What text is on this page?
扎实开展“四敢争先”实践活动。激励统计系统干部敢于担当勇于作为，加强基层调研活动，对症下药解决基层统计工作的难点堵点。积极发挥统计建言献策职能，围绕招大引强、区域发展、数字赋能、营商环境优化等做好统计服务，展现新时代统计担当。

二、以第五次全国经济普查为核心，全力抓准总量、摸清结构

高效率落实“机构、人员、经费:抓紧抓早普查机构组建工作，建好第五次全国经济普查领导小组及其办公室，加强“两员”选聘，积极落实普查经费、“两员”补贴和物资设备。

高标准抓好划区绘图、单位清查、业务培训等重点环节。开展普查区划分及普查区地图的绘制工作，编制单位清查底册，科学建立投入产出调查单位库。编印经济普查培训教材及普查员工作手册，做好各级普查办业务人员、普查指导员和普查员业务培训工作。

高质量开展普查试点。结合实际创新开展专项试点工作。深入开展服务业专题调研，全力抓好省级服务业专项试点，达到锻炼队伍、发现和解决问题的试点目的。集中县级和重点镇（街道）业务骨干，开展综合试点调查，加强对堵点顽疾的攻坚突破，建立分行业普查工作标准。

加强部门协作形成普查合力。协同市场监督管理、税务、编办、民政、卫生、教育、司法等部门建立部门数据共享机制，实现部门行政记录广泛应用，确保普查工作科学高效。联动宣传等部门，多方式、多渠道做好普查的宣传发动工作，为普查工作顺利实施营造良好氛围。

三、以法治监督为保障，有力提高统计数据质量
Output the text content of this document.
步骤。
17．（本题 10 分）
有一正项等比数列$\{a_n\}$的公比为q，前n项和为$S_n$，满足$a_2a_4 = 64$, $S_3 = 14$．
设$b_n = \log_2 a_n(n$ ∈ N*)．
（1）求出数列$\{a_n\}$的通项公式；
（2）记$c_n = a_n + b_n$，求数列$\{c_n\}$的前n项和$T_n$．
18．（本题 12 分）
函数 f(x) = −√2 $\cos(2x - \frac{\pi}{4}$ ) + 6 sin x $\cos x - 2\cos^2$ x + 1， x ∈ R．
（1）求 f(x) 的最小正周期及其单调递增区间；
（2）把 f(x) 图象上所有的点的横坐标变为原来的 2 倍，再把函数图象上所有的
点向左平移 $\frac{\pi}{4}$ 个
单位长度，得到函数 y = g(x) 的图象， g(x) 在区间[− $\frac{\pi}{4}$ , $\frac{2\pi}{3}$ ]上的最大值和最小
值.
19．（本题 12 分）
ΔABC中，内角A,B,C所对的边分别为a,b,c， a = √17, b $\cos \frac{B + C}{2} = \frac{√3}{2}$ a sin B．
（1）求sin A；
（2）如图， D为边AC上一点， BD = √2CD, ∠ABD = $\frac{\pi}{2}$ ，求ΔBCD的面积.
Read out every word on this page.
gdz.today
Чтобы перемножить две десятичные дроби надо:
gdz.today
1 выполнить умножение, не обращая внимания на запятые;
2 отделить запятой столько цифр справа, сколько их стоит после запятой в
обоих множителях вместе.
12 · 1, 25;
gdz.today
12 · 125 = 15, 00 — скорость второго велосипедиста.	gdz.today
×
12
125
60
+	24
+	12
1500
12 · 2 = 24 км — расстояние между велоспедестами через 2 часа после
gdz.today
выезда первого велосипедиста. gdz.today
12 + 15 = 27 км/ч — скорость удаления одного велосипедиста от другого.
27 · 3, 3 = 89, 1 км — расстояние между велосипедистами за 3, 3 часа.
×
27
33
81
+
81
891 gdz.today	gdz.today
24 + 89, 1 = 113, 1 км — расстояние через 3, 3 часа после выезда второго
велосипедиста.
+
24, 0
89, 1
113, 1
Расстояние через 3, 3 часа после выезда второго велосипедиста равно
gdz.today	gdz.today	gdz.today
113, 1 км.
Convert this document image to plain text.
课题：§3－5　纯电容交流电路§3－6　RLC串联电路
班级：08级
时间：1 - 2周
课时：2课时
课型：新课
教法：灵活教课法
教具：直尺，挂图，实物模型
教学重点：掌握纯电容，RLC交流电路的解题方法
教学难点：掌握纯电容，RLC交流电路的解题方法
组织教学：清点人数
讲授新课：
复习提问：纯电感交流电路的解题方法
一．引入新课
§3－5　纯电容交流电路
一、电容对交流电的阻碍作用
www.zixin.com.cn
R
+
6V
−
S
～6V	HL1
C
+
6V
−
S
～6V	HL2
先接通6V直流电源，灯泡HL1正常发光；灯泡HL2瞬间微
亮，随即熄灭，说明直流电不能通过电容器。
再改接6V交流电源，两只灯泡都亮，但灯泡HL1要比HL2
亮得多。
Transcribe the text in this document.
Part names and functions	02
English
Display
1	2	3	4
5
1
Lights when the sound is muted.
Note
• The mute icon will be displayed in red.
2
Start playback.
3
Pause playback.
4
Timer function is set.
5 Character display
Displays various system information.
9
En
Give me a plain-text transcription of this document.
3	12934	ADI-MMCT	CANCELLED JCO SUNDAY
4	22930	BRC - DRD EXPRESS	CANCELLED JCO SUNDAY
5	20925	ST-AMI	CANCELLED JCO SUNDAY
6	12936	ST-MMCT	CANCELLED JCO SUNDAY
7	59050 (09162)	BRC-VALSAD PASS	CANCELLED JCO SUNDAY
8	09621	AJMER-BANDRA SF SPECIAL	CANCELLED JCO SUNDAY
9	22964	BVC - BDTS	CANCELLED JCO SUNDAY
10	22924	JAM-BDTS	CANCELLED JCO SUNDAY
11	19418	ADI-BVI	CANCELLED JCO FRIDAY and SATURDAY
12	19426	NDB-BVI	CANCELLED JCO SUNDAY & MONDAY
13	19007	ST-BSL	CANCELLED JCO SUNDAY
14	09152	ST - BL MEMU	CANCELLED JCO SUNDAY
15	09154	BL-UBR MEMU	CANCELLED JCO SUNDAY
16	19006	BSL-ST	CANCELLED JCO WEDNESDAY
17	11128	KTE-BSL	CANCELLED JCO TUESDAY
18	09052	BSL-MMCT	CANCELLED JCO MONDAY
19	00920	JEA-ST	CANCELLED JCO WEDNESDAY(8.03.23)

» **Goal**: Write out the records shown above, exactly as they appear.

» **Exercise solution**:
What text is on this page?
扎实开展“四敢争先”实践活动。激励统计系统干部敢于担当勇于作为，加强基层调研活动，对症下药解决基层统计工作的难点堵点。积极发挥统计建言献策职能，围绕招大引强、区域发展、数字赋能、营商环境优化等做好统计服务，展现新时代统计担当。

二、以第五次全国经济普查为核心，全力抓准总量、摸清结构

高效率落实“机构、人员、经费:抓紧抓早普查机构组建工作，建好第五次全国经济普查领导小组及其办公室，加强“两员”选聘，积极落实普查经费、“两员”补贴和物资设备。

高标准抓好划区绘图、单位清查、业务培训等重点环节。开展普查区划分及普查区地图的绘制工作，编制单位清查底册，科学建立投入产出调查单位库。编印经济普查培训教材及普查员工作手册，做好各级普查办业务人员、普查指导员和普查员业务培训工作。

高质量开展普查试点。结合实际创新开展专项试点工作。深入开展服务业专题调研，全力抓好省级服务业专项试点，达到锻炼队伍、发现和解决问题的试点目的。集中县级和重点镇（街道）业务骨干，开展综合试点调查，加强对堵点顽疾的攻坚突破，建立分行业普查工作标准。

加强部门协作形成普查合力。协同市场监督管理、税务、编办、民政、卫生、教育、司法等部门建立部门数据共享机制，实现部门行政记录广泛应用，确保普查工作科学高效。联动宣传等部门，多方式、多渠道做好普查的宣传发动工作，为普查工作顺利实施营造良好氛围。

三、以法治监督为保障，有力提高统计数据质量
Output the text content of this document.
步骤。
17．（本题 10 分）
有一正项等比数列$\{a_n\}$的公比为q，前n项和为$S_n$，满足$a_2a_4 = 64$, $S_3 = 14$．
设$b_n = \log_2 a_n(n$ ∈ N*)．
（1）求出数列$\{a_n\}$的通项公式；
（2）记$c_n = a_n + b_n$，求数列$\{c_n\}$的前n项和$T_n$．
18．（本题 12 分）
函数 f(x) = −√2 $\cos(2x - \frac{\pi}{4}$ ) + 6 sin x $\cos x - 2\cos^2$ x + 1， x ∈ R．
（1）求 f(x) 的最小正周期及其单调递增区间；
（2）把 f(x) 图象上所有的点的横坐标变为原来的 2 倍，再把函数图象上所有的
点向左平移 $\frac{\pi}{4}$ 个
单位长度，得到函数 y = g(x) 的图象， g(x) 在区间[− $\frac{\pi}{4}$ , $\frac{2\pi}{3}$ ]上的最大值和最小
值.
19．（本题 12 分）
ΔABC中，内角A,B,C所对的边分别为a,b,c， a = √17, b $\cos \frac{B + C}{2} = \frac{√3}{2}$ a sin B．
（1）求sin A；
（2）如图， D为边AC上一点， BD = √2CD, ∠ABD = $\frac{\pi}{2}$ ，求ΔBCD的面积.
Read out every word on this page.
gdz.today
Чтобы перемножить две десятичные дроби надо:
gdz.today
1 выполнить умножение, не обращая внимания на запятые;
2 отделить запятой столько цифр справа, сколько их стоит после запятой в
обоих множителях вместе.
12 · 1, 25;
gdz.today
12 · 125 = 15, 00 — скорость второго велосипедиста.	gdz.today
×
12
125
60
+	24
+	12
1500
12 · 2 = 24 км — расстояние между велоспедестами через 2 часа после
gdz.today
выезда первого велосипедиста. gdz.today
12 + 15 = 27 км/ч — скорость удаления одного велосипедиста от другого.
27 · 3, 3 = 89, 1 км — расстояние между велосипедистами за 3, 3 часа.
×
27
33
81
+
81
891 gdz.today	gdz.today
24 + 89, 1 = 113, 1 км — расстояние через 3, 3 часа после выезда второго
велосипедиста.
+
24, 0
89, 1
113, 1
Расстояние через 3, 3 часа после выезда второго велосипедиста равно
gdz.today	gdz.today	gdz.today
113, 1 км.
Convert this document image to plain text.
课题：§3－5　纯电容交流电路§3－6　RLC串联电路
班级：08级
时间：1 - 2周
课时：2课时
课型：新课
教法：灵活教课法
教具：直尺，挂图，实物模型
教学重点：掌握纯电容，RLC交流电路的解题方法
教学难点：掌握纯电容，RLC交流电路的解题方法
组织教学：清点人数
讲授新课：
复习提问：纯电感交流电路的解题方法
一．引入新课
§3－5　纯电容交流电路
一、电容对交流电的阻碍作用
www.zixin.com.cn
R
+
6V
−
S
～6V	HL1
C
+
6V
−
S
～6V	HL2
先接通6V直流电源，灯泡HL1正常发光；灯泡HL2瞬间微
亮，随即熄灭，说明直流电不能通过电容器。
再改接6V交流电源，两只灯泡都亮，但灯泡HL1要比HL2
亮得多。
Transcribe the text in this document.
Part names and functions	02
English
Display
1	2	3	4
5
1
Lights when the sound is muted.
Note
• The mute icon will be displayed in red.
2
Start playback.
3
Pause playback.
4
Timer function is set.
5 Character display
Displays various system information.
9
En
Give me a plain-text transcription of this document.
3	12934	ADI-MMCT	CANCELLED JCO SUNDAY
4	22930	BRC - DRD EXPRESS	CANCELLED JCO SUNDAY
5	20925	ST-AMI	CANCELLED JCO SUNDAY
6	12936	ST-MMCT	CANCELLED JCO SUNDAY
7	59050 (09162)	BRC-VALSAD PASS	CANCELLED JCO SUNDAY
8	09621	AJMER-BANDRA SF SPECIAL	CANCELLED JCO SUNDAY
9	22964	BVC - BDTS	CANCELLED JCO SUNDAY
10	22924	JAM-BDTS	CANCELLED JCO SUNDAY
11	19418	ADI-BVI	CANCELLED JCO FRIDAY and SATURDAY
12	19426	NDB-BVI	CANCELLED JCO SUNDAY & MONDAY
13	19007	ST-BSL	CANCELLED JCO SUNDAY
14	09152	ST - BL MEMU	CANCELLED JCO SUNDAY
15	09154	BL-UBR MEMU	CANCELLED JCO SUNDAY
16	19006	BSL-ST	CANCELLED JCO WEDNESDAY
17	11128	KTE-BSL	CANCELLED JCO TUESDAY
18	09052	BSL-MMCT	CANCELLED JCO MONDAY
19	00920	JEA-ST	CANCELLED JCO WEDNESDAY(8.03.23)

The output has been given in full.